■ **Work required**:
Every line of the records must be repeated exactly; pictures stay out.

■ **Input data**:

- - - - -

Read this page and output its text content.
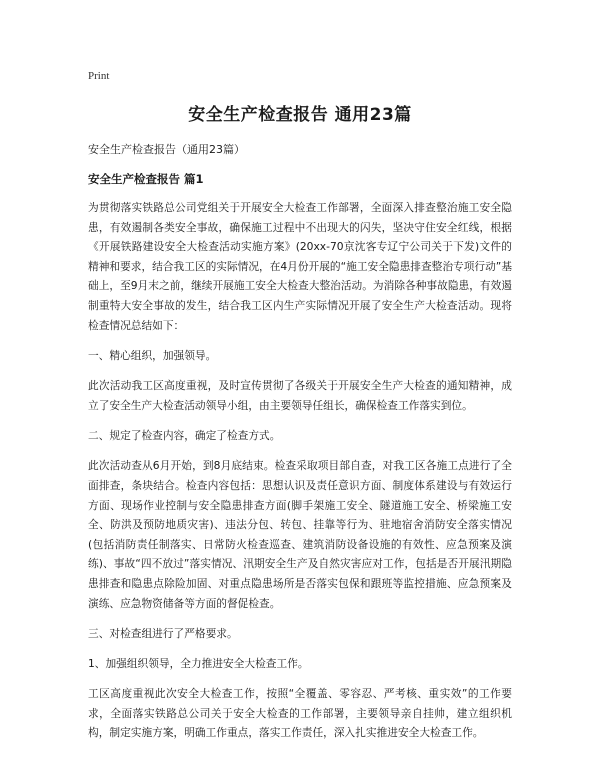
Print
安全生产检查报告 通用23篇
安全生产检查报告（通用23篇）
安全生产检查报告 篇1

为贯彻落实铁路总公司党组关于开展安全大检查工作部署，全面深入排查整治施工安全隐患，有效遏制各类安全事故，确保施工过程中不出现大的闪失，坚决守住安全红线，根据《开展铁路建设安全大检查活动实施方案》(20xx-70京沈客专辽宁公司关于下发)文件的精神和要求，结合我工区的实际情况，在4月份开展的“施工安全隐患排查整治专项行动”基础上，至9月末之前，继续开展施工安全大检查大整治活动。为消除各种事故隐患，有效遏制重特大安全事故的发生，结合我工区内生产实际情况开展了安全生产大检查活动。现将检查情况总结如下：

一、精心组织，加强领导。

此次活动我工区高度重视，及时宣传贯彻了各级关于开展安全生产大检查的通知精神，成立了安全生产大检查活动领导小组，由主要领导任组长，确保检查工作落实到位。

二、规定了检查内容，确定了检查方式。

此次活动查从6月开始，到8月底结束。检查采取项目部自查，对我工区各施工点进行了全面排查，条块结合。检查内容包括：思想认识及责任意识方面、制度体系建设与有效运行方面、现场作业控制与安全隐患排查方面(脚手架施工安全、隧道施工安全、桥梁施工安全、防洪及预防地质灾害)、违法分包、转包、挂靠等行为、驻地宿舍消防安全落实情况(包括消防责任制落实、日常防火检查巡查、建筑消防设备设施的有效性、应急预案及演练)、事故“四不放过”落实情况、汛期安全生产及自然灾害应对工作，包括是否开展汛期隐患排查和隐患点除险加固、对重点隐患场所是否落实包保和跟班等监控措施、应急预案及演练、应急物资储备等方面的督促检查。

三、对检查组进行了严格要求。

1、加强组织领导，全力推进安全大检查工作。

工区高度重视此次安全大检查工作，按照“全覆盖、零容忍、严考核、重实效”的工作要求，全面落实铁路总公司关于安全大检查的工作部署，主要领导亲自挂帅，建立组织机构，制定实施方案，明确工作重点，落实工作责任，深入扎实推进安全大检查工作。
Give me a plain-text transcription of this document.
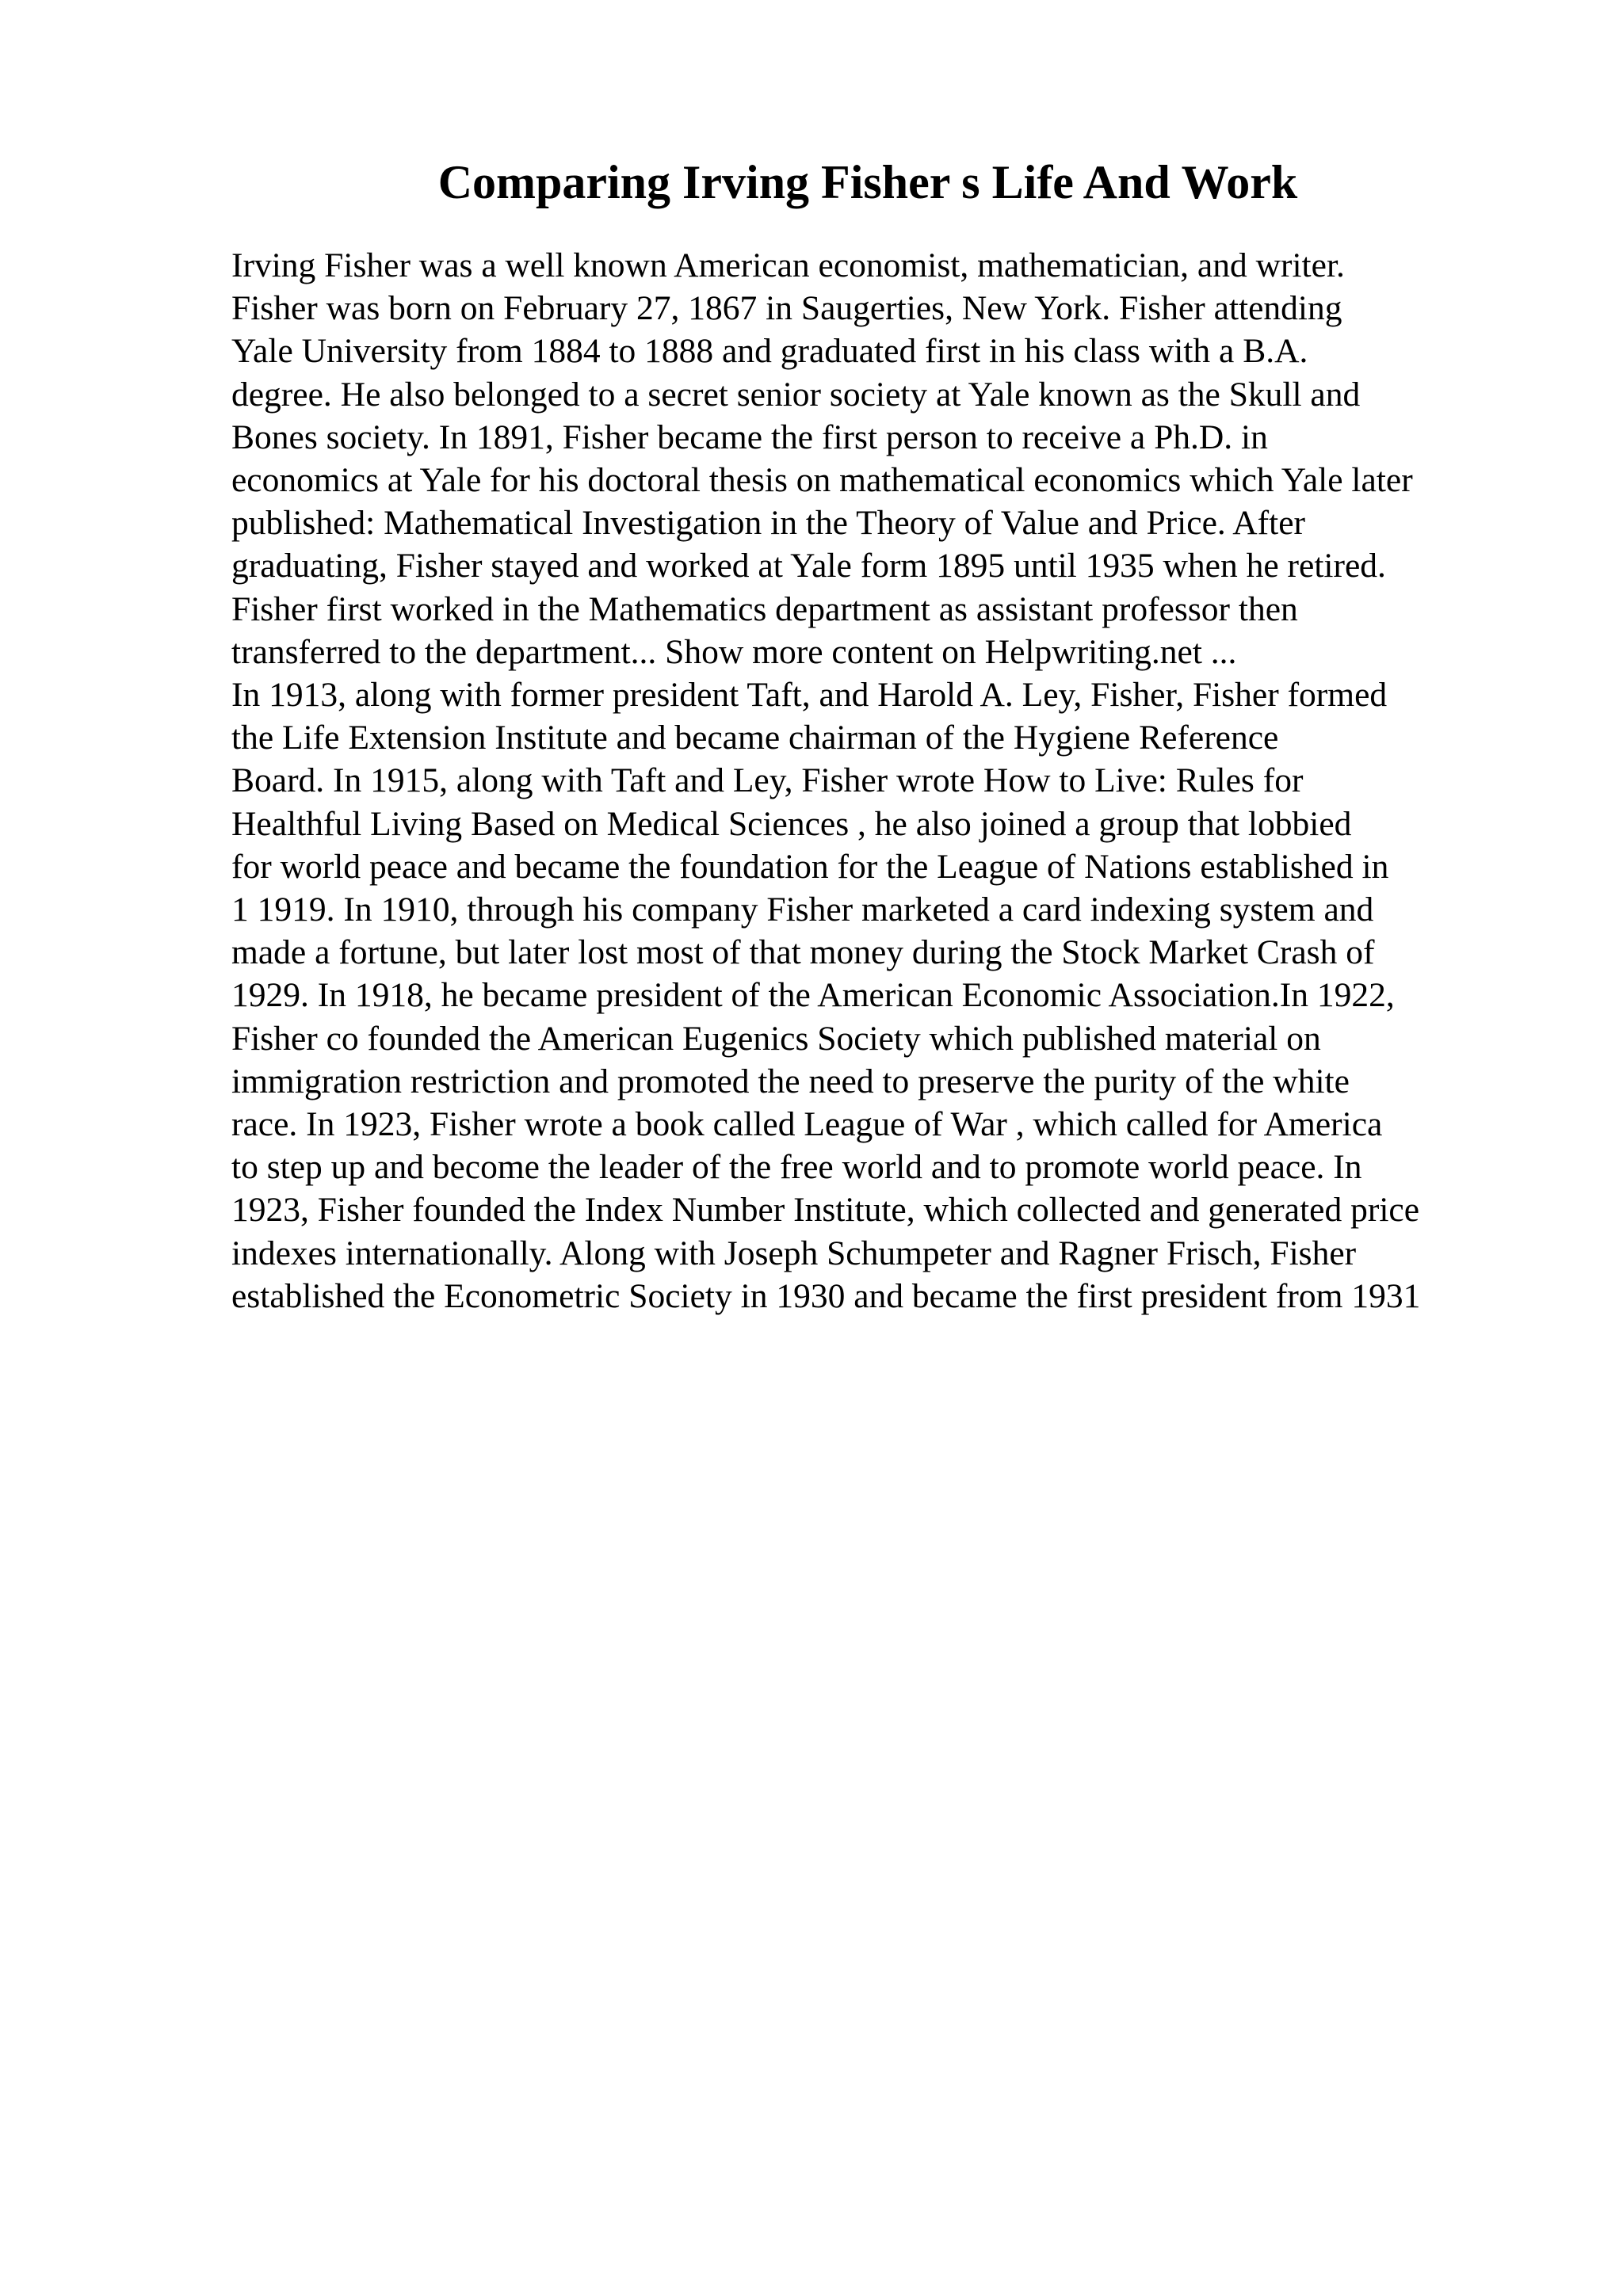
Comparing Irving Fisher s Life And Work

Irving Fisher was a well known American economist, mathematician, and writer.
Fisher was born on February 27, 1867 in Saugerties, New York. Fisher attending
Yale University from 1884 to 1888 and graduated first in his class with a B.A.
degree. He also belonged to a secret senior society at Yale known as the Skull and
Bones society. In 1891, Fisher became the first person to receive a Ph.D. in
economics at Yale for his doctoral thesis on mathematical economics which Yale later
published: Mathematical Investigation in the Theory of Value and Price. After
graduating, Fisher stayed and worked at Yale form 1895 until 1935 when he retired.
Fisher first worked in the Mathematics department as assistant professor then
transferred to the department... Show more content on Helpwriting.net ...
In 1913, along with former president Taft, and Harold A. Ley, Fisher, Fisher formed
the Life Extension Institute and became chairman of the Hygiene Reference
Board. In 1915, along with Taft and Ley, Fisher wrote How to Live: Rules for
Healthful Living Based on Medical Sciences , he also joined a group that lobbied
for world peace and became the foundation for the League of Nations established in
1 1919. In 1910, through his company Fisher marketed a card indexing system and
made a fortune, but later lost most of that money during the Stock Market Crash of
1929. In 1918, he became president of the American Economic Association.In 1922,
Fisher co founded the American Eugenics Society which published material on
immigration restriction and promoted the need to preserve the purity of the white
race. In 1923, Fisher wrote a book called League of War , which called for America
to step up and become the leader of the free world and to promote world peace. In
1923, Fisher founded the Index Number Institute, which collected and generated price
indexes internationally. Along with Joseph Schumpeter and Ragner Frisch, Fisher
established the Econometric Society in 1930 and became the first president from 1931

- - - - -

■ **Result**:
Read this page and output its text content.
Print
安全生产检查报告 通用23篇
安全生产检查报告（通用23篇）
安全生产检查报告 篇1

为贯彻落实铁路总公司党组关于开展安全大检查工作部署，全面深入排查整治施工安全隐患，有效遏制各类安全事故，确保施工过程中不出现大的闪失，坚决守住安全红线，根据《开展铁路建设安全大检查活动实施方案》(20xx-70京沈客专辽宁公司关于下发)文件的精神和要求，结合我工区的实际情况，在4月份开展的“施工安全隐患排查整治专项行动”基础上，至9月末之前，继续开展施工安全大检查大整治活动。为消除各种事故隐患，有效遏制重特大安全事故的发生，结合我工区内生产实际情况开展了安全生产大检查活动。现将检查情况总结如下：

一、精心组织，加强领导。

此次活动我工区高度重视，及时宣传贯彻了各级关于开展安全生产大检查的通知精神，成立了安全生产大检查活动领导小组，由主要领导任组长，确保检查工作落实到位。

二、规定了检查内容，确定了检查方式。

此次活动查从6月开始，到8月底结束。检查采取项目部自查，对我工区各施工点进行了全面排查，条块结合。检查内容包括：思想认识及责任意识方面、制度体系建设与有效运行方面、现场作业控制与安全隐患排查方面(脚手架施工安全、隧道施工安全、桥梁施工安全、防洪及预防地质灾害)、违法分包、转包、挂靠等行为、驻地宿舍消防安全落实情况(包括消防责任制落实、日常防火检查巡查、建筑消防设备设施的有效性、应急预案及演练)、事故“四不放过”落实情况、汛期安全生产及自然灾害应对工作，包括是否开展汛期隐患排查和隐患点除险加固、对重点隐患场所是否落实包保和跟班等监控措施、应急预案及演练、应急物资储备等方面的督促检查。

三、对检查组进行了严格要求。

1、加强组织领导，全力推进安全大检查工作。

工区高度重视此次安全大检查工作，按照“全覆盖、零容忍、严考核、重实效”的工作要求，全面落实铁路总公司关于安全大检查的工作部署，主要领导亲自挂帅，建立组织机构，制定实施方案，明确工作重点，落实工作责任，深入扎实推进安全大检查工作。
Give me a plain-text transcription of this document.
Comparing Irving Fisher s Life And Work

Irving Fisher was a well known American economist, mathematician, and writer.
Fisher was born on February 27, 1867 in Saugerties, New York. Fisher attending
Yale University from 1884 to 1888 and graduated first in his class with a B.A.
degree. He also belonged to a secret senior society at Yale known as the Skull and
Bones society. In 1891, Fisher became the first person to receive a Ph.D. in
economics at Yale for his doctoral thesis on mathematical economics which Yale later
published: Mathematical Investigation in the Theory of Value and Price. After
graduating, Fisher stayed and worked at Yale form 1895 until 1935 when he retired.
Fisher first worked in the Mathematics department as assistant professor then
transferred to the department... Show more content on Helpwriting.net ...
In 1913, along with former president Taft, and Harold A. Ley, Fisher, Fisher formed
the Life Extension Institute and became chairman of the Hygiene Reference
Board. In 1915, along with Taft and Ley, Fisher wrote How to Live: Rules for
Healthful Living Based on Medical Sciences , he also joined a group that lobbied
for world peace and became the foundation for the League of Nations established in
1 1919. In 1910, through his company Fisher marketed a card indexing system and
made a fortune, but later lost most of that money during the Stock Market Crash of
1929. In 1918, he became president of the American Economic Association.In 1922,
Fisher co founded the American Eugenics Society which published material on
immigration restriction and promoted the need to preserve the purity of the white
race. In 1923, Fisher wrote a book called League of War , which called for America
to step up and become the leader of the free world and to promote world peace. In
1923, Fisher founded the Index Number Institute, which collected and generated price
indexes internationally. Along with Joseph Schumpeter and Ragner Frisch, Fisher
established the Econometric Society in 1930 and became the first president from 1931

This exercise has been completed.